◆ **Directions for this task**
Give only the number of lines in these records that contain the word "платежей".

◆ **Data provided**
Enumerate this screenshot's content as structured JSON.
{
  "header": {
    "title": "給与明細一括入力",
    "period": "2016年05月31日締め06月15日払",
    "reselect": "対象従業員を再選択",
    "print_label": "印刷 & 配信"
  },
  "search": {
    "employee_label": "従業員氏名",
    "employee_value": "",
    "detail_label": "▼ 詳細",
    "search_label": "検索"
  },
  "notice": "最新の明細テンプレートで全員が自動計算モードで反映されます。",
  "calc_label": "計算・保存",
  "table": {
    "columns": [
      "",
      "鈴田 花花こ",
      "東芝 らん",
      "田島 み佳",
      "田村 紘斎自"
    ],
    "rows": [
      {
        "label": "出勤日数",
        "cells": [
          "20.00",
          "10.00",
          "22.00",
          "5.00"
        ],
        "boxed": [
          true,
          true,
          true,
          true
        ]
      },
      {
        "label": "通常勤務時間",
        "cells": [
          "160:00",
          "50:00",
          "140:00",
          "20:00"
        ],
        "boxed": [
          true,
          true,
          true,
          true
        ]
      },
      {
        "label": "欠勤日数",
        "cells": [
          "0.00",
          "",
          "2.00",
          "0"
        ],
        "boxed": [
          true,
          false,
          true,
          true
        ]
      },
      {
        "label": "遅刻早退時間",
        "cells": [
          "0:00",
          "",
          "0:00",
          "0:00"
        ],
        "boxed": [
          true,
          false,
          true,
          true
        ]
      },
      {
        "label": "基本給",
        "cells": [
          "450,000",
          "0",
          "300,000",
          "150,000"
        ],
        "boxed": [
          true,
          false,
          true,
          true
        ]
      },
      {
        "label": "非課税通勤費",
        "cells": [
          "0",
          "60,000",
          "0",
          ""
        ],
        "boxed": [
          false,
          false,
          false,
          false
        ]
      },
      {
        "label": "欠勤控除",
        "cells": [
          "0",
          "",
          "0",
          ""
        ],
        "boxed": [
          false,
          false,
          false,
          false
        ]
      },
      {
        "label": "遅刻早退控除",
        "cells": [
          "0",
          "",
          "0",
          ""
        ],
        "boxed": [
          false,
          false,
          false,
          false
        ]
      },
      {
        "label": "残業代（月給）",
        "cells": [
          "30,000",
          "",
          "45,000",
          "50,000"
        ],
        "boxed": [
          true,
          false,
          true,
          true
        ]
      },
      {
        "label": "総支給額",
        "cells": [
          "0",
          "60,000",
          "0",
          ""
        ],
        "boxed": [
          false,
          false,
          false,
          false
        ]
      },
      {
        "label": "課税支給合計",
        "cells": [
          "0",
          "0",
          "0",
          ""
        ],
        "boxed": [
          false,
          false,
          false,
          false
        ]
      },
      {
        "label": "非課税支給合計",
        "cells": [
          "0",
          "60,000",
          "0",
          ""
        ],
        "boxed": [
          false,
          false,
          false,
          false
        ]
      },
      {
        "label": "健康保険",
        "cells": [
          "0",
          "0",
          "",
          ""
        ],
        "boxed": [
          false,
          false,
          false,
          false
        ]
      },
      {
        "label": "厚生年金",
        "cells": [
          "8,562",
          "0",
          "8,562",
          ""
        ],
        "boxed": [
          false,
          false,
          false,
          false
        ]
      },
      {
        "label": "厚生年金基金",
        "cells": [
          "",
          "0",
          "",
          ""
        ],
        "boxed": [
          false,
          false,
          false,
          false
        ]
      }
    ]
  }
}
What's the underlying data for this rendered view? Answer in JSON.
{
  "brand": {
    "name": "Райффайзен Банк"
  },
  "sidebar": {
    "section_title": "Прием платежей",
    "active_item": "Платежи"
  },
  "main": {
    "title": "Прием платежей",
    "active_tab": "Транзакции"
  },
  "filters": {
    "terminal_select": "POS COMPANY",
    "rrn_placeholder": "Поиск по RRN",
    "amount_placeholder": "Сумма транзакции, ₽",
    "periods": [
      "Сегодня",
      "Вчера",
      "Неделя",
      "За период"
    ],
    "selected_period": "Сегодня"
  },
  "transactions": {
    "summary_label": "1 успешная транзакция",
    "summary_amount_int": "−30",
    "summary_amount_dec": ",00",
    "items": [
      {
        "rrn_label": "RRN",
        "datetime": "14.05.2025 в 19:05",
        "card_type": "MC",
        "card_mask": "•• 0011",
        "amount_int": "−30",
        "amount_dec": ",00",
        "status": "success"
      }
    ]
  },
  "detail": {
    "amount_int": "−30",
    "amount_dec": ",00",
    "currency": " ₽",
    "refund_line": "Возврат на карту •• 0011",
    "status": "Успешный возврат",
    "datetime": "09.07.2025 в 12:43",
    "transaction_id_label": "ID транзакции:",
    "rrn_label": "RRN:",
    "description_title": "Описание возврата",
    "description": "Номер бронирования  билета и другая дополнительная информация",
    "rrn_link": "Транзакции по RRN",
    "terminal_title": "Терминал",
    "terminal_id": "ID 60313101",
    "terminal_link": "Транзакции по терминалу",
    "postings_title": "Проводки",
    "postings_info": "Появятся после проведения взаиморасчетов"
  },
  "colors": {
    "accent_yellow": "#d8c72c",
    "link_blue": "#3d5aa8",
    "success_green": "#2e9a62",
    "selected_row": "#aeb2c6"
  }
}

◆ **Correct output**
2